— Start —

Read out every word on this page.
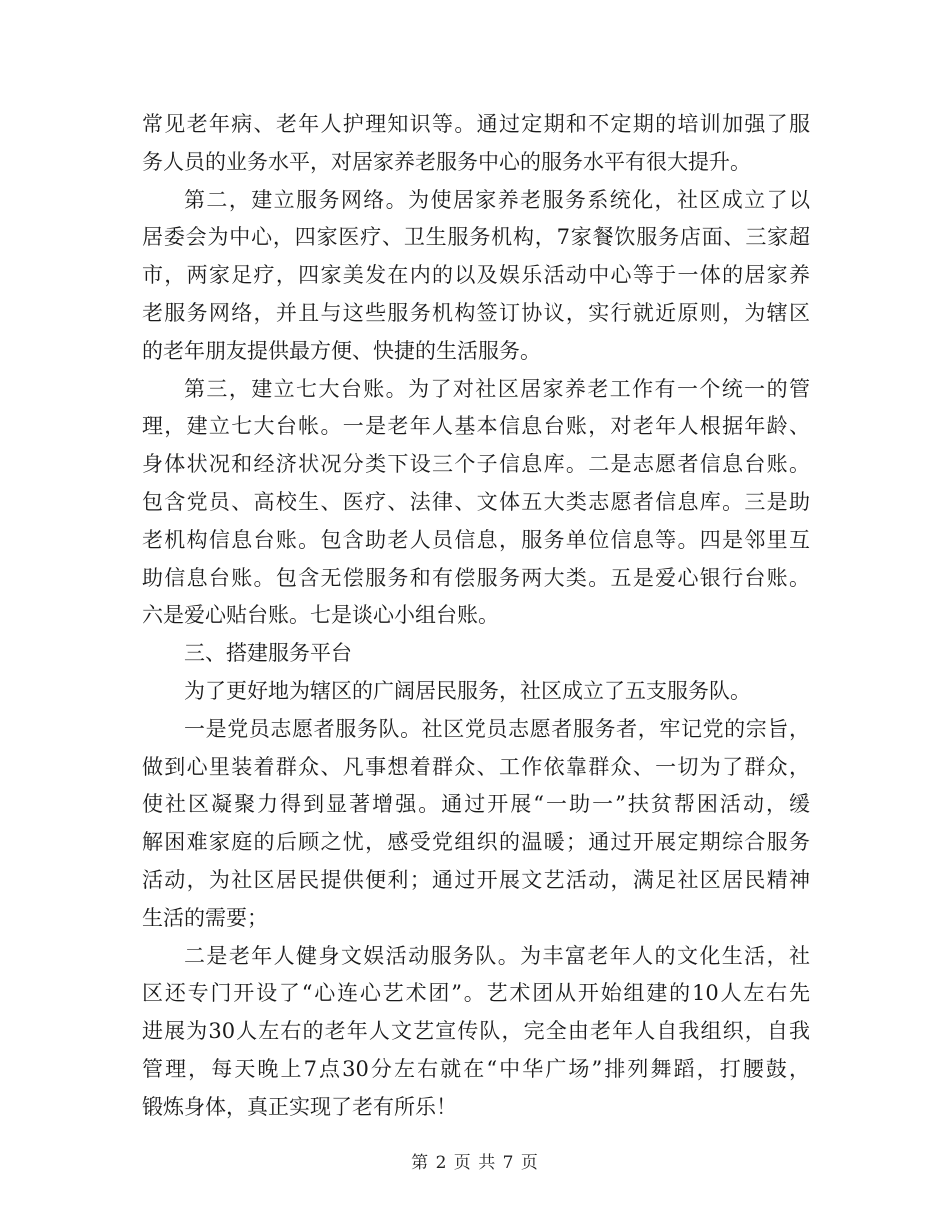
常见老年病、老年人护理知识等。通过定期和不定期的培训加强了服
务人员的业务水平，对居家养老服务中心的服务水平有很大提升。
第二，建立服务网络。为使居家养老服务系统化，社区成立了以
居委会为中心，四家医疗、卫生服务机构，7家餐饮服务店面、三家超
市，两家足疗，四家美发在内的以及娱乐活动中心等于一体的居家养
老服务网络，并且与这些服务机构签订协议，实行就近原则，为辖区
的老年朋友提供最方便、快捷的生活服务。
第三，建立七大台账。为了对社区居家养老工作有一个统一的管
理，建立七大台帐。一是老年人基本信息台账，对老年人根据年龄、
身体状况和经济状况分类下设三个子信息库。二是志愿者信息台账。
包含党员、高校生、医疗、法律、文体五大类志愿者信息库。三是助
老机构信息台账。包含助老人员信息，服务单位信息等。四是邻里互
助信息台账。包含无偿服务和有偿服务两大类。五是爱心银行台账。
六是爱心贴台账。七是谈心小组台账。
三、搭建服务平台
为了更好地为辖区的广阔居民服务，社区成立了五支服务队。
一是党员志愿者服务队。社区党员志愿者服务者，牢记党的宗旨，
做到心里装着群众、凡事想着群众、工作依靠群众、一切为了群众，
使社区凝聚力得到显著增强。通过开展“一助一”扶贫帮困活动，缓
解困难家庭的后顾之忧，感受党组织的温暖；通过开展定期综合服务
活动，为社区居民提供便利；通过开展文艺活动，满足社区居民精神
生活的需要；
二是老年人健身文娱活动服务队。为丰富老年人的文化生活，社
区还专门开设了“心连心艺术团”。艺术团从开始组建的10人左右先
进展为30人左右的老年人文艺宣传队，完全由老年人自我组织，自我
管理，每天晚上7点30分左右就在“中华广场”排列舞蹈，打腰鼓，
锻炼身体，真正实现了老有所乐！
第 2 页 共 7 页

— End —

STATED EXERCISE
Return the listing above unchanged, apart from dropping its pictures.

THE OUTPUT
Read out every word on this page.
常见老年病、老年人护理知识等。通过定期和不定期的培训加强了服
务人员的业务水平，对居家养老服务中心的服务水平有很大提升。
第二，建立服务网络。为使居家养老服务系统化，社区成立了以
居委会为中心，四家医疗、卫生服务机构，7家餐饮服务店面、三家超
市，两家足疗，四家美发在内的以及娱乐活动中心等于一体的居家养
老服务网络，并且与这些服务机构签订协议，实行就近原则，为辖区
的老年朋友提供最方便、快捷的生活服务。
第三，建立七大台账。为了对社区居家养老工作有一个统一的管
理，建立七大台帐。一是老年人基本信息台账，对老年人根据年龄、
身体状况和经济状况分类下设三个子信息库。二是志愿者信息台账。
包含党员、高校生、医疗、法律、文体五大类志愿者信息库。三是助
老机构信息台账。包含助老人员信息，服务单位信息等。四是邻里互
助信息台账。包含无偿服务和有偿服务两大类。五是爱心银行台账。
六是爱心贴台账。七是谈心小组台账。
三、搭建服务平台
为了更好地为辖区的广阔居民服务，社区成立了五支服务队。
一是党员志愿者服务队。社区党员志愿者服务者，牢记党的宗旨，
做到心里装着群众、凡事想着群众、工作依靠群众、一切为了群众，
使社区凝聚力得到显著增强。通过开展“一助一”扶贫帮困活动，缓
解困难家庭的后顾之忧，感受党组织的温暖；通过开展定期综合服务
活动，为社区居民提供便利；通过开展文艺活动，满足社区居民精神
生活的需要；
二是老年人健身文娱活动服务队。为丰富老年人的文化生活，社
区还专门开设了“心连心艺术团”。艺术团从开始组建的10人左右先
进展为30人左右的老年人文艺宣传队，完全由老年人自我组织，自我
管理，每天晚上7点30分左右就在“中华广场”排列舞蹈，打腰鼓，
锻炼身体，真正实现了老有所乐！
第 2 页 共 7 页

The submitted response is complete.